**WRITTEN TASK**
Rewrite the material from its first line through the line containing "building [140,208,152,221]", replacing "Legende" with "Key" and leaving everything else unchanged.

**PROVIDED MATERIAL**

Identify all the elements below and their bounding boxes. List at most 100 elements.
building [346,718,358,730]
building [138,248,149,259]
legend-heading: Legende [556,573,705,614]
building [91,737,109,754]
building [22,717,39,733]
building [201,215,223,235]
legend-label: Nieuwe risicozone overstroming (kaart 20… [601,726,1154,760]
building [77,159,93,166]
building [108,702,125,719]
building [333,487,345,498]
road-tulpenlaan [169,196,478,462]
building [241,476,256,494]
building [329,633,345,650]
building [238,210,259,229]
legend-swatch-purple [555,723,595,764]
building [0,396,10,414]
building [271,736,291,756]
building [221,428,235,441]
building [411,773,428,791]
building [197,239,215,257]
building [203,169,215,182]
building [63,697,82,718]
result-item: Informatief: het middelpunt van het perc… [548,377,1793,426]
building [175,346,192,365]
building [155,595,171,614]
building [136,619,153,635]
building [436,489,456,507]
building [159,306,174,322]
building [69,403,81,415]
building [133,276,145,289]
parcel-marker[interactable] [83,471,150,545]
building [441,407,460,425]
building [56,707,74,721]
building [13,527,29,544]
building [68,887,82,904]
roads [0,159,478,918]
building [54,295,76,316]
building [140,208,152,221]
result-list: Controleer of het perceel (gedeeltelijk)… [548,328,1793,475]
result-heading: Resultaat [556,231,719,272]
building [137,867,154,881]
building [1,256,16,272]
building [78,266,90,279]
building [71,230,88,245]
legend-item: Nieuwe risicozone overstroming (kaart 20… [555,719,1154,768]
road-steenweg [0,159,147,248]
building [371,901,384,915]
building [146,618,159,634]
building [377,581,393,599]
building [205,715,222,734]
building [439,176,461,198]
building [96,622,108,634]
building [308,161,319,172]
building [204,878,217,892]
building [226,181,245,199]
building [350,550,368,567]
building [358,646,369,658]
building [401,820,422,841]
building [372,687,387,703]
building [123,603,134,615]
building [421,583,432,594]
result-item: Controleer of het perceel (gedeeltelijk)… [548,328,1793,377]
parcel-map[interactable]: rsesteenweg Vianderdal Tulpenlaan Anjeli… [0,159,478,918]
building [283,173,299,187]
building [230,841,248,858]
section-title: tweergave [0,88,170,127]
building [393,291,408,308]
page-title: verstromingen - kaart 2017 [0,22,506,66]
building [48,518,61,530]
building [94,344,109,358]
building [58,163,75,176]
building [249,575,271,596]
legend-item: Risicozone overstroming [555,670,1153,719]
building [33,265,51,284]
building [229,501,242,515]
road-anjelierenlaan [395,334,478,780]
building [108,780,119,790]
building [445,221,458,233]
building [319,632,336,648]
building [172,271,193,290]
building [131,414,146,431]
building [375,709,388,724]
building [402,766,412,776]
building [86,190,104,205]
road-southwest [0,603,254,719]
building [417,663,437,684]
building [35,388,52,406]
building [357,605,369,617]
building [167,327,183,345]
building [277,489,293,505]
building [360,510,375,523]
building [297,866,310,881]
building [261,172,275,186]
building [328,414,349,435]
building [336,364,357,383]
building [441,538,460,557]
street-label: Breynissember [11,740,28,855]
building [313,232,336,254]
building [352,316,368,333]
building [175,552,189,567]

**EXERCISE ANSWER**
Identify all the elements below and their bounding boxes. List at most 100 elements.
building [346,718,358,730]
building [138,248,149,259]
legend-heading: Key [556,573,705,614]
building [91,737,109,754]
building [22,717,39,733]
building [201,215,223,235]
legend-label: Nieuwe risicozone overstroming (kaart 20… [601,726,1154,760]
building [77,159,93,166]
building [108,702,125,719]
building [333,487,345,498]
road-tulpenlaan [169,196,478,462]
building [241,476,256,494]
building [329,633,345,650]
building [238,210,259,229]
legend-swatch-purple [555,723,595,764]
building [0,396,10,414]
building [271,736,291,756]
building [221,428,235,441]
building [411,773,428,791]
building [197,239,215,257]
building [203,169,215,182]
building [63,697,82,718]
result-item: Informatief: het middelpunt van het perc… [548,377,1793,426]
building [175,346,192,365]
building [155,595,171,614]
building [136,619,153,635]
building [436,489,456,507]
building [159,306,174,322]
building [69,403,81,415]
building [133,276,145,289]
parcel-marker[interactable] [83,471,150,545]
building [441,407,460,425]
building [56,707,74,721]
building [13,527,29,544]
building [68,887,82,904]
roads [0,159,478,918]
building [54,295,76,316]
building [140,208,152,221]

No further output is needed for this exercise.